┏━━
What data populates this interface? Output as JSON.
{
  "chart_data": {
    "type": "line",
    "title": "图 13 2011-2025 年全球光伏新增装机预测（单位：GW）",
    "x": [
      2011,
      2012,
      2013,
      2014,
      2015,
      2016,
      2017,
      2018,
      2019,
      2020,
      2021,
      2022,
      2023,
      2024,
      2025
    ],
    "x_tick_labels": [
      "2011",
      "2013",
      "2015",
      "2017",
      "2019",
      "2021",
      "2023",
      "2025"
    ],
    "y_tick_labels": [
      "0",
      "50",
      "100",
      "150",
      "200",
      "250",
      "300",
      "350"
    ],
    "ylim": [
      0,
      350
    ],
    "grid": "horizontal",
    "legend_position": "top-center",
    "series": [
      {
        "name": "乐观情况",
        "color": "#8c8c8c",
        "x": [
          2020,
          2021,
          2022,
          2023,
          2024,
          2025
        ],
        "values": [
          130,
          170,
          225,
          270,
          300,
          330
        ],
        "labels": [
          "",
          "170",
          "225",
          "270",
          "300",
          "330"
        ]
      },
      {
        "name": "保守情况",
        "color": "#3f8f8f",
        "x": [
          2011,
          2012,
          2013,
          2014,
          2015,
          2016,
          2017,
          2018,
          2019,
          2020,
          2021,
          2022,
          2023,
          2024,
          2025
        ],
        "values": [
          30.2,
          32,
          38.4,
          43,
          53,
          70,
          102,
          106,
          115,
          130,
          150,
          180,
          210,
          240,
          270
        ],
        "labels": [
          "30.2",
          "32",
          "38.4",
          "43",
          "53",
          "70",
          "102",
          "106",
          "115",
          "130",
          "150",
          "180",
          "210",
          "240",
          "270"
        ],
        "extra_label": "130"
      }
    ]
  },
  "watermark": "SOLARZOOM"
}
┗━━
┏━━
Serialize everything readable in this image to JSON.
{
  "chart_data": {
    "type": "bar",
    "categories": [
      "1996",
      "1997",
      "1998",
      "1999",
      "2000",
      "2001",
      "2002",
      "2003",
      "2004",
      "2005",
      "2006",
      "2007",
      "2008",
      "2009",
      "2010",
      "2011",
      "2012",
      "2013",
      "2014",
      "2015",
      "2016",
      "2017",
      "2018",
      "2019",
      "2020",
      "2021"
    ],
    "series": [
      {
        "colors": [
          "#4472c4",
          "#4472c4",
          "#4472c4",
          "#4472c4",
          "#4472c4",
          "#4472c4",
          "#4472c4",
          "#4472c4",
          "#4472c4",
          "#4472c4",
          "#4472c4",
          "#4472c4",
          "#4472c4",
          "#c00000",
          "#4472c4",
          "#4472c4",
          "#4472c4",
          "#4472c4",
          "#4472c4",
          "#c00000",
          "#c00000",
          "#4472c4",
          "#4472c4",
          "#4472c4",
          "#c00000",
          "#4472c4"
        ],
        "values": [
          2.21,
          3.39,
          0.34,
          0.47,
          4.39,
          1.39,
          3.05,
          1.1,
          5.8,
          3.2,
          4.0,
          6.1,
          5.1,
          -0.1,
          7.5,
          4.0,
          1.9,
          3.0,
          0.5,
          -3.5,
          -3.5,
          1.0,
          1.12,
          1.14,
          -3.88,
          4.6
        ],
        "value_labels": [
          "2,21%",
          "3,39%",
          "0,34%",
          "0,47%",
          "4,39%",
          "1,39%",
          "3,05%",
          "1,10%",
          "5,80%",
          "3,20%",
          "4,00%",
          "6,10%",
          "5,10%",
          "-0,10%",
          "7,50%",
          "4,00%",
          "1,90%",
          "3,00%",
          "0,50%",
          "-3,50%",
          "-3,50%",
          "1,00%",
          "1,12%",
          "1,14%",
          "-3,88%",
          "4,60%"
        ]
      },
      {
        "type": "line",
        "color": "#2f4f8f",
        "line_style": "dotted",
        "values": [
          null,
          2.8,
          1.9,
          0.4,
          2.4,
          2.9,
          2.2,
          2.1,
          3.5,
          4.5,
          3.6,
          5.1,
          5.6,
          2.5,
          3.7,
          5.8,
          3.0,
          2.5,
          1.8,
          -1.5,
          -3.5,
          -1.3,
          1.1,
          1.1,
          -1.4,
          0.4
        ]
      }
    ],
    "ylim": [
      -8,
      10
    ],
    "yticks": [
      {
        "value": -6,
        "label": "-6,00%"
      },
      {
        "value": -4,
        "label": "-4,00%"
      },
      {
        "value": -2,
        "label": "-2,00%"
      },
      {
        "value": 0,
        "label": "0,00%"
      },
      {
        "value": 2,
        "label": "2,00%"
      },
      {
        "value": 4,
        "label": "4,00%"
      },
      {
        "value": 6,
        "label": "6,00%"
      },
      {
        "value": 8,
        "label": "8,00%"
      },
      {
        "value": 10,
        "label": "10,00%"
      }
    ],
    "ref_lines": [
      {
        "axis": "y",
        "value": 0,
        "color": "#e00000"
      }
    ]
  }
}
┗━━
§ Short problem: Determine the number of lines in the entries above where the string "JSON" appears. Answer with the number alone.

§ Solution for this problem: 2